**** Document segment

Building serverless applications

with Amazon Aurora Serverless v2

Amazon Aurora is a MySQL and PostgreSQL-compatible relational database that combines the performance and availability of traditional enterprise databases with the simplicity and cost-effectiveness of open source databases. Amazon Aurora Serverless v2 is an on-demand, auto-scaling configuration for Amazon Aurora (MySQL-compatible and PostgreSQL-compatible editions), where the database will automatically scale capacity up or down based on your application's needs. It enables you to run your database in the cloud without managing any database instances. It's a simple, cost-effective option for infrequent, intermittent, or unpredictable workloads.

In this tutorial, you will learn how to create a serverless message processing application with Amazon Aurora Serverless v2 (PostgreSQL-compatible edition), Data API for Aurora Serverless v2, Amazon Lambda, and Amazon Simple Notification Service (SNS). The tutorial will provide step-by-step instructions to create an Aurora Serverless v2 database cluster, use Data API to connect it with an Amazon Lambda funtion that consumes messages from Amazon SNS, and stores the messages in Aurora Serverless v2.

About this Tutorial
Time 10-20 minutes      
Cost Less than $1
Use Case Databases
Products Amazon Aurora, Amazon SNS, AWS Lambda
Level 100
Last Updated October 17, 2024

Step 1: Create your Aurora serverless database

1.1 — Open a browser and navigate to Amazon RDS console. If you already have an AWS account, login to the console. Otherwise, create a new AWS account to get started.

On the top right corner, select the region where you want to launch the Aurora DB cluster.

Already have an account? Log in to your account

Already have an account? Log in to your account

1.2 — Click on "Create database" in the Amazon Aurora window.

********

▶ _Challenges_:
A: How long does the Aurora Serverless v2 tutorial say it takes to complete?
B: Print the stretch of the Aurora Serverless v2 tutorial from "Step 1: Create" through "Amazon Aurora window.", word for word.

**** Extracted data

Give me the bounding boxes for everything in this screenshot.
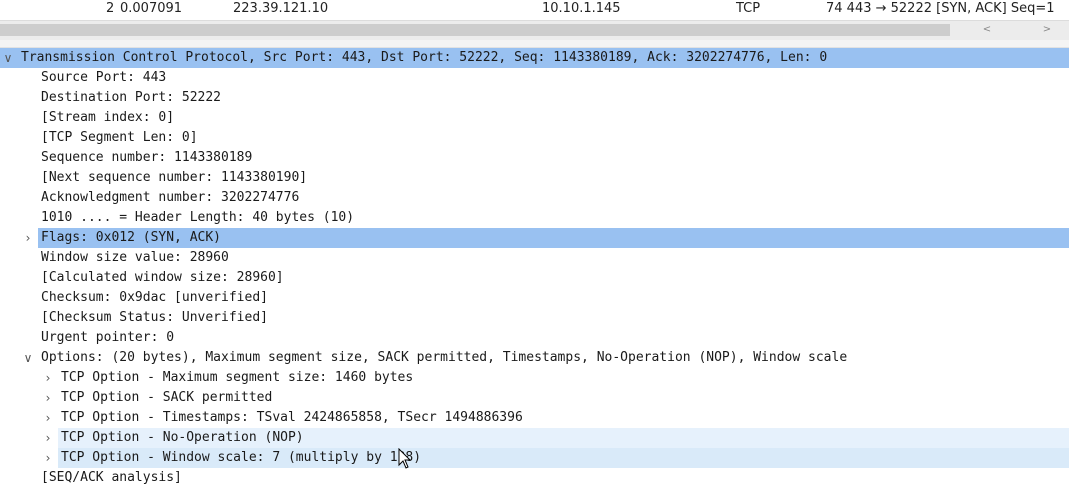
tree-item-field[interactable]: [SEQ/ACK analysis] (0, 468, 1069, 488)
packet-no: 2 (106, 1, 115, 16)
tree-item-field[interactable]: Checksum: 0x9dac [unverified] (0, 288, 1069, 308)
packet-source: 223.39.121.10 (233, 1, 329, 16)
tree-item-field[interactable]: [TCP Segment Len: 0] (0, 128, 1069, 148)
tree-item-label: Flags: 0x012 (SYN, ACK) (41, 230, 222, 245)
mouse-cursor-icon (398, 448, 412, 469)
field-label: Sequence number: 1143380189 (41, 150, 253, 165)
chevron-down-icon[interactable]: ∨ (2, 48, 14, 68)
tree-item-field[interactable]: [Calculated window size: 28960] (0, 268, 1069, 288)
chevron-down-icon[interactable]: ∨ (22, 348, 34, 368)
packet-protocol: TCP (736, 1, 761, 16)
tree-item-tcp-header[interactable]: ∨ Transmission Control Protocol, Src Por… (0, 48, 1069, 68)
packet-details-tree: ∨ Transmission Control Protocol, Src Por… (0, 48, 1069, 488)
tree-item-field[interactable]: Destination Port: 52222 (0, 88, 1069, 108)
field-label: [Checksum Status: Unverified] (41, 310, 268, 325)
option-label: TCP Option - No-Operation (NOP) (61, 430, 304, 445)
chevron-right-icon[interactable]: › (22, 228, 34, 248)
field-label: 1010 .... = Header Length: 40 bytes (10) (41, 210, 355, 225)
tree-item-label: Options: (20 bytes), Maximum segment siz… (41, 350, 848, 365)
field-label: [TCP Segment Len: 0] (41, 130, 198, 145)
tree-item-option[interactable]: › TCP Option - No-Operation (NOP) (0, 428, 1069, 448)
tree-item-flags[interactable]: › Flags: 0x012 (SYN, ACK) (0, 228, 1069, 248)
scroll-right-icon[interactable]: > (1040, 23, 1054, 37)
tree-item-options[interactable]: ∨ Options: (20 bytes), Maximum segment s… (0, 348, 1069, 368)
field-label: [Calculated window size: 28960] (41, 270, 284, 285)
field-label: Acknowledgment number: 3202274776 (41, 190, 300, 205)
horizontal-scrollbar[interactable]: < > (0, 20, 1069, 41)
field-label: [SEQ/ACK analysis] (41, 470, 182, 485)
tree-item-field[interactable]: [Next sequence number: 1143380190] (0, 168, 1069, 188)
packet-list-row[interactable]: 2 0.007091 223.39.121.10 10.10.1.145 TCP… (0, 0, 1069, 19)
tree-item-field[interactable]: [Stream index: 0] (0, 108, 1069, 128)
tree-item-label: Transmission Control Protocol, Src Port:… (21, 50, 828, 65)
chevron-right-icon[interactable]: › (42, 448, 54, 468)
chevron-right-icon[interactable]: › (42, 368, 54, 388)
option-label: TCP Option - Window scale: 7 (multiply b… (61, 450, 422, 465)
option-label: TCP Option - Timestamps: TSval 242486585… (61, 410, 523, 425)
tree-item-option[interactable]: › TCP Option - Maximum segment size: 146… (0, 368, 1069, 388)
chevron-right-icon[interactable]: › (42, 428, 54, 448)
tree-item-field[interactable]: [Checksum Status: Unverified] (0, 308, 1069, 328)
tree-item-field[interactable]: Sequence number: 1143380189 (0, 148, 1069, 168)
field-label: Checksum: 0x9dac [unverified] (41, 290, 268, 305)
tree-item-option[interactable]: › TCP Option - SACK permitted (0, 388, 1069, 408)
chevron-right-icon[interactable]: › (42, 388, 54, 408)
scroll-left-icon[interactable]: < (980, 23, 994, 37)
packet-info: 74 443 → 52222 [SYN, ACK] Seq=1 (826, 1, 1055, 16)
option-label: TCP Option - SACK permitted (61, 390, 273, 405)
field-label: Source Port: 443 (41, 70, 167, 85)
tree-item-field[interactable]: Window size value: 28960 (0, 248, 1069, 268)
tree-item-field[interactable]: Source Port: 443 (0, 68, 1069, 88)
field-label: [Next sequence number: 1143380190] (41, 170, 308, 185)
pane-splitter[interactable] (0, 40, 1069, 48)
option-label: TCP Option - Maximum segment size: 1460 … (61, 370, 414, 385)
field-label: Urgent pointer: 0 (41, 330, 175, 345)
tree-item-field[interactable]: 1010 .... = Header Length: 40 bytes (10) (0, 208, 1069, 228)
packet-time: 0.007091 (120, 1, 183, 16)
field-label: Window size value: 28960 (41, 250, 229, 265)
packet-destination: 10.10.1.145 (542, 1, 621, 16)
tree-item-option[interactable]: › TCP Option - Timestamps: TSval 2424865… (0, 408, 1069, 428)
scrollbar-thumb[interactable] (0, 24, 950, 36)
chevron-right-icon[interactable]: › (42, 408, 54, 428)
field-label: Destination Port: 52222 (41, 90, 222, 105)
tree-item-field[interactable]: Urgent pointer: 0 (0, 328, 1069, 348)
field-label: [Stream index: 0] (41, 110, 175, 125)
tree-item-option[interactable]: › TCP Option - Window scale: 7 (multiply… (0, 448, 1069, 468)
tree-item-field[interactable]: Acknowledgment number: 3202274776 (0, 188, 1069, 208)
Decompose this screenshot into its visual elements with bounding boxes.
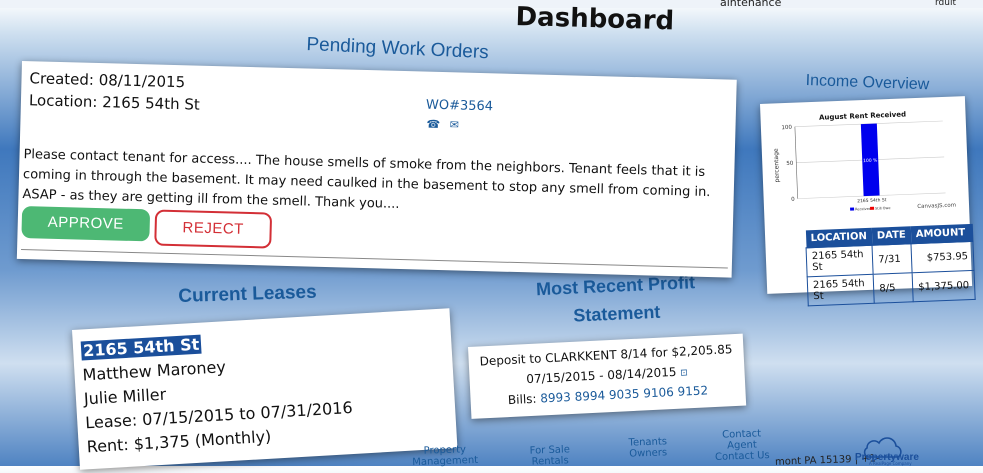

********

▶ _Solutions to the problems_:
A: 10-20 minutes

B:
Step 1: Create your Aurora serverless database

1.1 — Open a browser and navigate to Amazon RDS console. If you already have an AWS account, login to the console. Otherwise, create a new AWS account to get started.

On the top right corner, select the region where you want to launch the Aurora DB cluster.

Already have an account? Log in to your account

Already have an account? Log in to your account

1.2 — Click on "Create database" in the Amazon Aurora window.